Dataset records:

┄┄┄┄┄┄

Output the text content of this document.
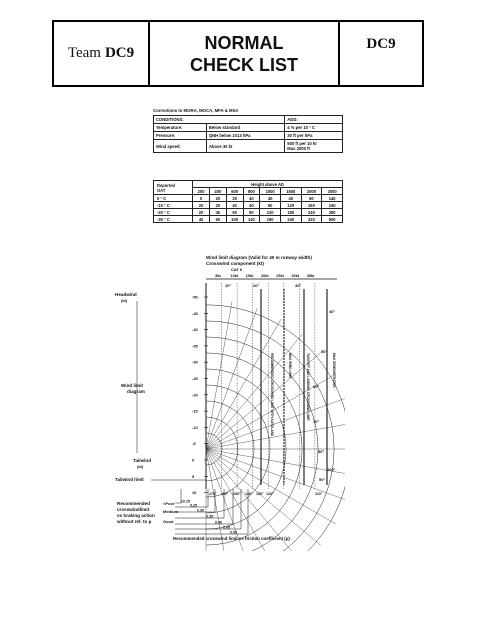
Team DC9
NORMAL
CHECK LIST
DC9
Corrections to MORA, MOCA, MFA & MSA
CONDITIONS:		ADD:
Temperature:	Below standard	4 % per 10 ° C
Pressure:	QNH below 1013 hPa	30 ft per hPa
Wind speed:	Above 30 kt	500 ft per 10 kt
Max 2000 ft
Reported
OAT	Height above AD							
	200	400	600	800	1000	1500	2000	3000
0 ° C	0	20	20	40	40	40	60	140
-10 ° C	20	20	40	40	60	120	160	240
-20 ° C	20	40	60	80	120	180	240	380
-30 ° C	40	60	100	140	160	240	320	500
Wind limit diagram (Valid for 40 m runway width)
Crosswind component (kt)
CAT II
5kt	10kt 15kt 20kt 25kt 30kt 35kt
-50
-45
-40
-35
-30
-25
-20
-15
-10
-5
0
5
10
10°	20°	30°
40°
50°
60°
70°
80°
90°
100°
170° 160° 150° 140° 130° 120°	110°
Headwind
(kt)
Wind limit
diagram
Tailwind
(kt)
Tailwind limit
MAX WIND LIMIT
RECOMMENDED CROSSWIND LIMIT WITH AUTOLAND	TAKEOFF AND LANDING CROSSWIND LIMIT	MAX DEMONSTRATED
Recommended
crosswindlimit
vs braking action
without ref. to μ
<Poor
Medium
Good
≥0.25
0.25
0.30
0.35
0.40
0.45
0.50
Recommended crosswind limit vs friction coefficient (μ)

┄┄┄┄┄┄

Exercise:
Copy all the data exactly as written, but skip any picture.

Response to this task:
Output the text content of this document.
Team DC9
NORMAL
CHECK LIST
DC9
Corrections to MORA, MOCA, MFA & MSA
CONDITIONS:		ADD:
Temperature:	Below standard	4 % per 10 ° C
Pressure:	QNH below 1013 hPa	30 ft per hPa
Wind speed:	Above 30 kt	500 ft per 10 kt
Max 2000 ft
Reported
OAT	Height above AD							
	200	400	600	800	1000	1500	2000	3000
0 ° C	0	20	20	40	40	40	60	140
-10 ° C	20	20	40	40	60	120	160	240
-20 ° C	20	40	60	80	120	180	240	380
-30 ° C	40	60	100	140	160	240	320	500
Wind limit diagram (Valid for 40 m runway width)
Crosswind component (kt)
CAT II
5kt	10kt 15kt 20kt 25kt 30kt 35kt
-50
-45
-40
-35
-30
-25
-20
-15
-10
-5
0
5
10
10°	20°	30°
40°
50°
60°
70°
80°
90°
100°
170° 160° 150° 140° 130° 120°	110°
Headwind
(kt)
Wind limit
diagram
Tailwind
(kt)
Tailwind limit
MAX WIND LIMIT
RECOMMENDED CROSSWIND LIMIT WITH AUTOLAND	TAKEOFF AND LANDING CROSSWIND LIMIT	MAX DEMONSTRATED
Recommended
crosswindlimit
vs braking action
without ref. to μ
<Poor
Medium
Good
≥0.25
0.25
0.30
0.35
0.40
0.45
0.50
Recommended crosswind limit vs friction coefficient (μ)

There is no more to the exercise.